* **Stated problem**
Copy out the records line for line, starting at the line with "275, 413, 321]" and ending after the line with "184, 134, 230]".

* **Supplied records**

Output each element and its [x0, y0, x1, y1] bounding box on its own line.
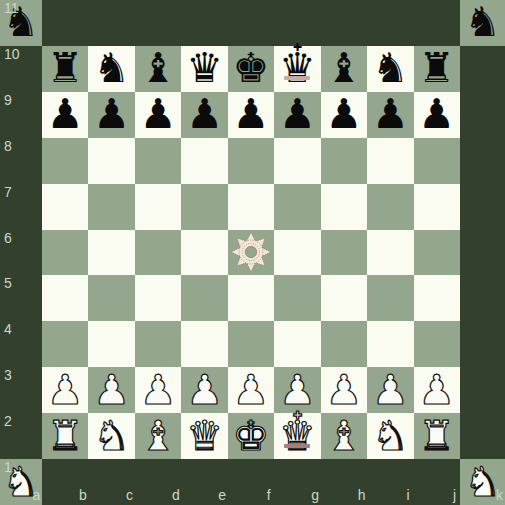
square-i5[interactable]	[367, 275, 413, 321]
square-h3[interactable]: ♟	[321, 367, 367, 413]
square-b9[interactable]: ♟	[42, 92, 88, 138]
square-c2[interactable]: ♞	[88, 413, 134, 459]
square-j3[interactable]: ♟	[414, 367, 460, 413]
border-cell	[460, 275, 505, 321]
square-i8[interactable]	[367, 138, 413, 184]
white-pawn[interactable]: ♟	[47, 368, 84, 413]
square-i6[interactable]	[367, 230, 413, 276]
black-pawn[interactable]: ♟	[233, 92, 270, 137]
square-d5[interactable]	[135, 275, 181, 321]
white-pawn[interactable]: ♟	[279, 368, 316, 413]
square-c8[interactable]	[88, 138, 134, 184]
square-h5[interactable]	[321, 275, 367, 321]
square-h9[interactable]: ♟	[321, 92, 367, 138]
file-label-f: f	[267, 488, 271, 503]
prince-cross-icon: ✚	[293, 42, 302, 53]
square-d8[interactable]	[135, 138, 181, 184]
border-cell	[181, 0, 227, 46]
border-cell	[414, 0, 460, 46]
square-h6[interactable]	[321, 230, 367, 276]
square-h10[interactable]: ♝	[321, 46, 367, 92]
white-pawn[interactable]: ♟	[93, 368, 130, 413]
border-cell	[460, 184, 505, 230]
square-j5[interactable]	[414, 275, 460, 321]
border-cell	[460, 230, 505, 276]
square-d9[interactable]: ♟	[135, 92, 181, 138]
white-king[interactable]: ♚	[233, 414, 270, 459]
square-k11[interactable]: ♞	[460, 0, 505, 46]
square-i10[interactable]: ♞	[367, 46, 413, 92]
black-pawn[interactable]: ♟	[47, 92, 84, 137]
black-pawn[interactable]: ♟	[186, 92, 223, 137]
white-pawn[interactable]: ♟	[418, 368, 455, 413]
file-label-c: c	[126, 488, 133, 503]
square-g5[interactable]	[274, 275, 320, 321]
black-rook[interactable]: ♜	[47, 46, 84, 91]
square-e10[interactable]: ♛	[181, 46, 227, 92]
file-label-d: d	[172, 488, 180, 503]
black-queen[interactable]: ♛	[186, 46, 223, 91]
square-e9[interactable]: ♟	[181, 92, 227, 138]
square-b3[interactable]: ♟	[42, 367, 88, 413]
white-pawn[interactable]: ♟	[233, 368, 270, 413]
black-knight[interactable]: ♞	[372, 46, 409, 91]
square-c7[interactable]	[88, 184, 134, 230]
square-g2[interactable]: ♛✚	[274, 413, 320, 459]
file-label-i: i	[406, 488, 409, 503]
rank-label-11: 11	[4, 1, 19, 16]
square-e5[interactable]	[181, 275, 227, 321]
square-i4[interactable]	[367, 321, 413, 367]
square-c5[interactable]	[88, 275, 134, 321]
square-c6[interactable]	[88, 230, 134, 276]
square-d6[interactable]	[135, 230, 181, 276]
black-pawn[interactable]: ♟	[418, 92, 455, 137]
square-f5[interactable]	[228, 275, 274, 321]
board-grid: ♞♞♜♞♝♛♚♛✚♝♞♜♟♟♟♟♟♟♟♟♟ ♟♟♟♟♟♟♟♟♟♜♞♝♛♚♛✚♝♞…	[0, 0, 505, 505]
square-g6[interactable]	[274, 230, 320, 276]
square-b7[interactable]	[42, 184, 88, 230]
square-f4[interactable]	[228, 321, 274, 367]
square-e2[interactable]: ♛	[181, 413, 227, 459]
square-e4[interactable]	[181, 321, 227, 367]
file-label-k: k	[496, 488, 503, 503]
square-f8[interactable]	[228, 138, 274, 184]
black-bishop[interactable]: ♝	[325, 46, 362, 91]
rank-label-3: 3	[4, 368, 12, 383]
black-pawn[interactable]: ♟	[93, 92, 130, 137]
rank-label-6: 6	[4, 231, 12, 246]
white-knight[interactable]: ♞	[93, 414, 130, 459]
square-i7[interactable]	[367, 184, 413, 230]
square-b8[interactable]	[42, 138, 88, 184]
rank-label-2: 2	[4, 414, 12, 429]
square-f9[interactable]: ♟	[228, 92, 274, 138]
black-pawn[interactable]: ♟	[372, 92, 409, 137]
chessboard: ♞♞♜♞♝♛♚♛✚♝♞♜♟♟♟♟♟♟♟♟♟ ♟♟♟♟♟♟♟♟♟♜♞♝♛♚♛✚♝♞…	[0, 0, 505, 505]
square-j10[interactable]: ♜	[414, 46, 460, 92]
square-d7[interactable]	[135, 184, 181, 230]
square-i2[interactable]: ♞	[367, 413, 413, 459]
square-h7[interactable]	[321, 184, 367, 230]
white-pawn[interactable]: ♟	[140, 368, 177, 413]
rank-label-5: 5	[4, 276, 12, 291]
square-e7[interactable]	[181, 184, 227, 230]
file-label-a: a	[33, 488, 41, 503]
border-cell	[135, 0, 181, 46]
square-g4[interactable]	[274, 321, 320, 367]
rank-label-7: 7	[4, 185, 12, 200]
rank-label-4: 4	[4, 322, 12, 337]
black-king[interactable]: ♚	[233, 46, 270, 91]
border-cell	[460, 321, 505, 367]
white-knight[interactable]: ♞	[372, 414, 409, 459]
square-g7[interactable]	[274, 184, 320, 230]
square-b6[interactable]	[42, 230, 88, 276]
square-c9[interactable]: ♟	[88, 92, 134, 138]
center-rosette-icon	[230, 231, 272, 273]
square-c10[interactable]: ♞	[88, 46, 134, 92]
border-cell	[460, 92, 505, 138]
square-f6[interactable]	[228, 230, 274, 276]
file-label-b: b	[79, 488, 87, 503]
square-c3[interactable]: ♟	[88, 367, 134, 413]
black-rook[interactable]: ♜	[418, 46, 455, 91]
border-cell	[42, 0, 88, 46]
black-pawn[interactable]: ♟	[140, 92, 177, 137]
border-cell	[460, 367, 505, 413]
white-queen[interactable]: ♛	[186, 414, 223, 459]
white-rook[interactable]: ♜	[47, 414, 84, 459]
square-f2[interactable]: ♚	[228, 413, 274, 459]
square-g10[interactable]: ♛✚	[274, 46, 320, 92]
square-e3[interactable]: ♟	[181, 367, 227, 413]
white-bishop[interactable]: ♝	[140, 414, 177, 459]
black-pawn[interactable]: ♟	[325, 92, 362, 137]
black-prince[interactable]: ♛✚	[279, 46, 316, 91]
square-c4[interactable]	[88, 321, 134, 367]
square-j4[interactable]	[414, 321, 460, 367]
rank-label-8: 8	[4, 139, 12, 154]
square-b5[interactable]	[42, 275, 88, 321]
square-j6[interactable]	[414, 230, 460, 276]
square-h4[interactable]	[321, 321, 367, 367]
square-e6[interactable]	[181, 230, 227, 276]
file-label-g: g	[311, 488, 319, 503]
square-g8[interactable]	[274, 138, 320, 184]
rank-label-10: 10	[4, 47, 20, 62]
border-cell	[460, 46, 505, 92]
border-cell	[228, 0, 274, 46]
white-rook[interactable]: ♜	[418, 414, 455, 459]
square-b10[interactable]: ♜	[42, 46, 88, 92]
file-label-j: j	[453, 488, 456, 503]
black-knight[interactable]: ♞	[464, 0, 501, 45]
border-cell	[274, 0, 320, 46]
black-pawn[interactable]: ♟	[279, 92, 316, 137]
white-pawn[interactable]: ♟	[325, 368, 362, 413]
black-bishop[interactable]: ♝	[140, 46, 177, 91]
square-b2[interactable]: ♜	[42, 413, 88, 459]
square-i9[interactable]: ♟	[367, 92, 413, 138]
border-cell	[88, 0, 134, 46]
file-label-e: e	[218, 488, 226, 503]
square-g9[interactable]: ♟	[274, 92, 320, 138]
white-pawn[interactable]: ♟	[186, 368, 223, 413]
square-b4[interactable]	[42, 321, 88, 367]
square-g3[interactable]: ♟	[274, 367, 320, 413]
square-d4[interactable]	[135, 321, 181, 367]
square-j9[interactable]: ♟	[414, 92, 460, 138]
white-pawn[interactable]: ♟	[372, 368, 409, 413]
rank-label-1: 1	[4, 460, 12, 475]
square-j8[interactable]	[414, 138, 460, 184]
prince-band	[284, 444, 310, 448]
white-prince[interactable]: ♛✚	[279, 414, 316, 459]
file-label-h: h	[358, 488, 366, 503]
border-cell	[321, 0, 367, 46]
prince-band	[284, 76, 310, 80]
square-f10[interactable]: ♚	[228, 46, 274, 92]
rank-label-9: 9	[4, 93, 12, 108]
square-j7[interactable]	[414, 184, 460, 230]
square-d3[interactable]: ♟	[135, 367, 181, 413]
black-knight[interactable]: ♞	[93, 46, 130, 91]
square-h2[interactable]: ♝	[321, 413, 367, 459]
square-f7[interactable]	[228, 184, 274, 230]
square-d2[interactable]: ♝	[135, 413, 181, 459]
square-d10[interactable]: ♝	[135, 46, 181, 92]
square-i3[interactable]: ♟	[367, 367, 413, 413]
border-cell	[460, 413, 505, 459]
square-j2[interactable]: ♜	[414, 413, 460, 459]
square-f3[interactable]: ♟	[228, 367, 274, 413]
border-cell	[367, 0, 413, 46]
square-h8[interactable]	[321, 138, 367, 184]
prince-cross-icon: ✚	[293, 410, 302, 421]
white-bishop[interactable]: ♝	[325, 414, 362, 459]
border-cell	[460, 138, 505, 184]
square-e8[interactable]	[181, 138, 227, 184]
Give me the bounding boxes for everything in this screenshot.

* **Written response**
square-i5[interactable]	[367, 275, 413, 321]
square-h3[interactable]: ♟	[321, 367, 367, 413]
square-b9[interactable]: ♟	[42, 92, 88, 138]
square-c2[interactable]: ♞	[88, 413, 134, 459]
square-j3[interactable]: ♟	[414, 367, 460, 413]
border-cell	[460, 275, 505, 321]
square-i8[interactable]	[367, 138, 413, 184]
white-pawn[interactable]: ♟	[47, 368, 84, 413]
square-i6[interactable]	[367, 230, 413, 276]
black-pawn[interactable]: ♟	[233, 92, 270, 137]
square-d5[interactable]	[135, 275, 181, 321]
white-pawn[interactable]: ♟	[279, 368, 316, 413]
square-c8[interactable]	[88, 138, 134, 184]
square-h5[interactable]	[321, 275, 367, 321]
square-h9[interactable]: ♟	[321, 92, 367, 138]
file-label-f: f	[267, 488, 271, 503]
prince-cross-icon: ✚	[293, 42, 302, 53]
square-d8[interactable]	[135, 138, 181, 184]
border-cell	[181, 0, 227, 46]
border-cell	[414, 0, 460, 46]
square-h6[interactable]	[321, 230, 367, 276]
square-h10[interactable]: ♝	[321, 46, 367, 92]
white-pawn[interactable]: ♟	[93, 368, 130, 413]
border-cell	[460, 184, 505, 230]
square-j5[interactable]	[414, 275, 460, 321]
border-cell	[460, 230, 505, 276]
square-d9[interactable]: ♟	[135, 92, 181, 138]
white-king[interactable]: ♚	[233, 414, 270, 459]
square-k11[interactable]: ♞	[460, 0, 505, 46]
square-i10[interactable]: ♞	[367, 46, 413, 92]
black-pawn[interactable]: ♟	[47, 92, 84, 137]
black-pawn[interactable]: ♟	[186, 92, 223, 137]
white-pawn[interactable]: ♟	[418, 368, 455, 413]
file-label-c: c	[126, 488, 133, 503]
square-g5[interactable]	[274, 275, 320, 321]
black-rook[interactable]: ♜	[47, 46, 84, 91]
square-e10[interactable]: ♛	[181, 46, 227, 92]
file-label-d: d	[172, 488, 180, 503]
black-queen[interactable]: ♛	[186, 46, 223, 91]
square-e9[interactable]: ♟	[181, 92, 227, 138]
square-b3[interactable]: ♟	[42, 367, 88, 413]
white-pawn[interactable]: ♟	[233, 368, 270, 413]
black-knight[interactable]: ♞	[372, 46, 409, 91]
square-c7[interactable]	[88, 184, 134, 230]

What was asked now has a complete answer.